= TEXTO SELECIONADO =

_ _ _ _ _ _ _

Sakura descobre um livro que guarda um baralho mágico. Esse baralho foi criado pelo mago Clow, e cada uma dessas cartas tem uma função específica. E mesmo que nem todas as cartas sejam lá muito úteis, no fim de cada episódio uma história diferente foi contada.


Vindo do mangá de mesmo nome, o desenho passava na TV aberta quando eu era criança e marcou a minha vida porque fazia sentido naquele momento, tinha roupas lindas e Sakura era uma garota que amava ser uma garota. E esse tem sido, talvez, o único motivo que me fez ser quem sou hoje (sobre amar ser uma garota).


ROMANCES DE FORMAÇÃO


Os romances de formação consistem em histórias em que a figura protagonista evolui durante a obra. E entre os mais famosos – e clássicos – temos os livros de Jane Austen, de Charlotte Brontë e Louisa May Alcott. Assim como no presente encontramos obras de André Aciman, Elena Ferrante e Stephen Chbosky.


O plano de uma história assim, é mostrar como o protagonista da obra é capaz de se moldar e amadurecer, seja física, psicológica ou emocionalmente. Ou todas as três opções juntas. E como esse é um jeito comum de contar histórias – porque a vida é assim, afinal –, a prática também é comum em histórias orientais.

_ _ _ _ _ _ _

= BLOCO DE DADOS =
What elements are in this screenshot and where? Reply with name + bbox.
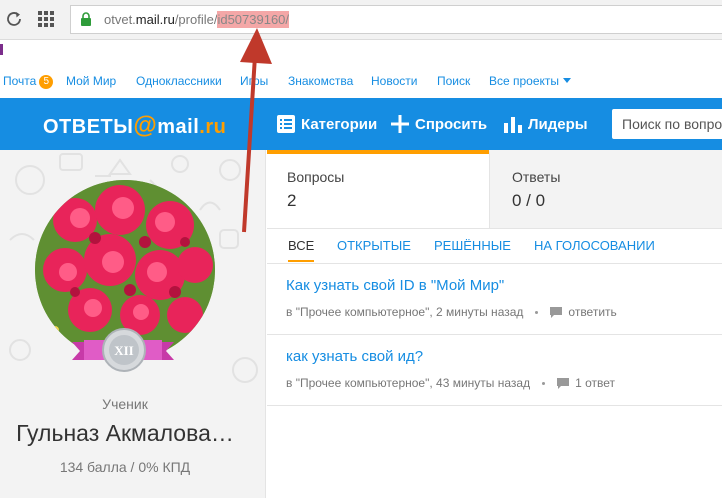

_ _ _ _ _ _ _

= TAREFA A REALIZAR =
Pode transcrever literalmente o trecho do texto sobre Sakura e os romances de formação que vai de "Os romances de" até "e Stephen Chbosky.", incluindo essas palavras? O material não tem nenhuma relação com o que se pede aqui.

= RESPOSTA =
Os romances de formação consistem em histórias em que a figura protagonista evolui durante a obra. E entre os mais famosos – e clássicos – temos os livros de Jane Austen, de Charlotte Brontë e Louisa May Alcott. Assim como no presente encontramos obras de André Aciman, Elena Ferrante e Stephen Chbosky.